List every line in the rows below that contains the string "stamp". Matches are case-sensitive.
**********
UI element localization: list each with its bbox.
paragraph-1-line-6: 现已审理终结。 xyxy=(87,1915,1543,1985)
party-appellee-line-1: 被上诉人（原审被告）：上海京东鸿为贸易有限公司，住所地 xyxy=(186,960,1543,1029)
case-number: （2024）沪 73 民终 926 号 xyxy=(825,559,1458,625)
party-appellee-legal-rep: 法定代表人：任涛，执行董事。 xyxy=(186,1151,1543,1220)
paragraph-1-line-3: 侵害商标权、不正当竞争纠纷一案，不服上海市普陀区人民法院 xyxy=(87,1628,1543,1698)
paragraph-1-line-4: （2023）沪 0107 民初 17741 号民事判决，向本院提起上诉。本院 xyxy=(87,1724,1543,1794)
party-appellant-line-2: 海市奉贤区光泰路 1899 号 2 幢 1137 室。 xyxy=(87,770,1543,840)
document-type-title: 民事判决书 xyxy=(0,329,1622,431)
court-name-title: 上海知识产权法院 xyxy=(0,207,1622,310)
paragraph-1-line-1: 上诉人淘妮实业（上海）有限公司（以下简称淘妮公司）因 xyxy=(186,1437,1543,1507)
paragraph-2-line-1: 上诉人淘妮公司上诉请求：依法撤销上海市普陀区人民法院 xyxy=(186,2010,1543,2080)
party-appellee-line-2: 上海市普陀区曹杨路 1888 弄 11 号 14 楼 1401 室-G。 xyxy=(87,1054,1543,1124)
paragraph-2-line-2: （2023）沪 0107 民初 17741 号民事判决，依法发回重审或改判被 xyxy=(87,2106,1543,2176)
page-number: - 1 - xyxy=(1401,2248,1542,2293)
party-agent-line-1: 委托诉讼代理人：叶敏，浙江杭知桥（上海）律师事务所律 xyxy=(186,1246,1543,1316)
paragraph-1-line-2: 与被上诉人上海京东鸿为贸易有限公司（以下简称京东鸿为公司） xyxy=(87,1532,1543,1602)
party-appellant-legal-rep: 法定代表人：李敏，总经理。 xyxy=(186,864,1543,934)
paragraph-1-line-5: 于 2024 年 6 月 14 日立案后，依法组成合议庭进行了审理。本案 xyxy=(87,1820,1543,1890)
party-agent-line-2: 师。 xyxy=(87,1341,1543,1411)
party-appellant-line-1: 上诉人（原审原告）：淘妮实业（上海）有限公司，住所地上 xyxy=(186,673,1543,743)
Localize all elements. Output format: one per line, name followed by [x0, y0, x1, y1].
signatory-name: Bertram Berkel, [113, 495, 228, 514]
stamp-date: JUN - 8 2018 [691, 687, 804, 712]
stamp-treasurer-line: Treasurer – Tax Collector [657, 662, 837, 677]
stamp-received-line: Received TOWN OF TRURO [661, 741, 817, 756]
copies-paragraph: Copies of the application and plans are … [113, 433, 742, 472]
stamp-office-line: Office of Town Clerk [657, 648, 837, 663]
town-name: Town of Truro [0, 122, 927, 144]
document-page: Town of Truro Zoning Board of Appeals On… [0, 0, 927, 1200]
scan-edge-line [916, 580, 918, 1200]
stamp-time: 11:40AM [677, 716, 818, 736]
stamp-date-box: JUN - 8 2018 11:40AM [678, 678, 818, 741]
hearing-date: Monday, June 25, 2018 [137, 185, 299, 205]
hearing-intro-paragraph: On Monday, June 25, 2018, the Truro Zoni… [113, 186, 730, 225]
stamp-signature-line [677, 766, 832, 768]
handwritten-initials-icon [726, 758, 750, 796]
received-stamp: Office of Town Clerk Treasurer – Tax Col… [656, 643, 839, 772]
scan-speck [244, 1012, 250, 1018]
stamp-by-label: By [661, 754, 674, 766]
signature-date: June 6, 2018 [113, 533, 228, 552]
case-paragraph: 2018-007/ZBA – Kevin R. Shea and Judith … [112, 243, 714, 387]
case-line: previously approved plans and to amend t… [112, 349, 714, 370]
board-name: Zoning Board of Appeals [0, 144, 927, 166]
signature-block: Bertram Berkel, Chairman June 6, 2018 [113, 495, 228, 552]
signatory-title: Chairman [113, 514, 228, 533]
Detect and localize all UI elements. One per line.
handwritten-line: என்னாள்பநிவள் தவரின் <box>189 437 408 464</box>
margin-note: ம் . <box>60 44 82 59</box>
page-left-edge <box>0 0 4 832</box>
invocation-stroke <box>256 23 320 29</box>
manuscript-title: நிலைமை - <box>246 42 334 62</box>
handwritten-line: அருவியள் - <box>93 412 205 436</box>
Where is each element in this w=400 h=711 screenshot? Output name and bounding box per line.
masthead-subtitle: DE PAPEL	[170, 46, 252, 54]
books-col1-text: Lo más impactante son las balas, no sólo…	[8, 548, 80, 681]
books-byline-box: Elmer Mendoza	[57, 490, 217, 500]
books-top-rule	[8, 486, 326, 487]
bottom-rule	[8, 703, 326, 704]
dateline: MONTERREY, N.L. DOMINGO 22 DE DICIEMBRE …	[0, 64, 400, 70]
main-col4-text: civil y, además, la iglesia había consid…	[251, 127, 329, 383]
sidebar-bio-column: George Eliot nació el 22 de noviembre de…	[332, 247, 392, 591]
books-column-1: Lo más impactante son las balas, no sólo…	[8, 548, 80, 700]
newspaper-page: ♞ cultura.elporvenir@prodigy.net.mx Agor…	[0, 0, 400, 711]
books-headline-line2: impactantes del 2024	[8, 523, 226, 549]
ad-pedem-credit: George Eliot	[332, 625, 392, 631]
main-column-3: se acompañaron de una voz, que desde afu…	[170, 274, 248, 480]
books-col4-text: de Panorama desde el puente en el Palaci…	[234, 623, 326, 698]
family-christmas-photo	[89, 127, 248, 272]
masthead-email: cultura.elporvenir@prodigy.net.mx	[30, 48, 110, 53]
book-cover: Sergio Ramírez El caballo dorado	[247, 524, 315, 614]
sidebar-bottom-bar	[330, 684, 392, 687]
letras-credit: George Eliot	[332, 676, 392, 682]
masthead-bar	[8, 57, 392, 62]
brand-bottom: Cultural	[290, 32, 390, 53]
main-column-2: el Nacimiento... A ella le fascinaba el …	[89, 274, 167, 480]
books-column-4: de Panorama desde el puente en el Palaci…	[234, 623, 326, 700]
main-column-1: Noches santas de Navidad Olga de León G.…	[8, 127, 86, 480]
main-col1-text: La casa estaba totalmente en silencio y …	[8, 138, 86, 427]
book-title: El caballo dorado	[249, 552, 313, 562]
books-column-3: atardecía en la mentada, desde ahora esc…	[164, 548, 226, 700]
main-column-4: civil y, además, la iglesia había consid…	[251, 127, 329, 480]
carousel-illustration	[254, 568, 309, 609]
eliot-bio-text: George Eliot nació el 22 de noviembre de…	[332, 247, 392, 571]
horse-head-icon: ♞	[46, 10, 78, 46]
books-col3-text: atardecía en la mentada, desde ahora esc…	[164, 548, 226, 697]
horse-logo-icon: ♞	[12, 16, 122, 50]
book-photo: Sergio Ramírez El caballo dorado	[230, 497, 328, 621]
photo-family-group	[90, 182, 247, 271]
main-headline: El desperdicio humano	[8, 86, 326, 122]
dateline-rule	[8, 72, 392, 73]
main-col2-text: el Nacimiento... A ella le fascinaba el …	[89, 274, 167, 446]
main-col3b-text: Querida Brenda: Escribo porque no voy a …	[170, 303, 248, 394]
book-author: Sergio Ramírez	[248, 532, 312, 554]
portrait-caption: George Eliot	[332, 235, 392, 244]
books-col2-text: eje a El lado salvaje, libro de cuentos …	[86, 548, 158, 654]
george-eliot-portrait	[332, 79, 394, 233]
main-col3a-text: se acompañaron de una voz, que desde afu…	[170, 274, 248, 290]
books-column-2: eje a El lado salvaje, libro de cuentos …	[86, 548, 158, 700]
**********
* [Full solution]:
stamp-date: JUN - 8 2018 [691, 687, 804, 712]
stamp-treasurer-line: Treasurer – Tax Collector [657, 662, 837, 677]
stamp-received-line: Received TOWN OF TRURO [661, 741, 817, 756]
stamp-office-line: Office of Town Clerk [657, 648, 837, 663]
stamp-time: 11:40AM [677, 716, 818, 736]
stamp-date-box: JUN - 8 2018 11:40AM [678, 678, 818, 741]
stamp-signature-line [677, 766, 832, 768]
received-stamp: Office of Town Clerk Treasurer – Tax Col… [656, 643, 839, 772]
stamp-by-label: By [661, 754, 674, 766]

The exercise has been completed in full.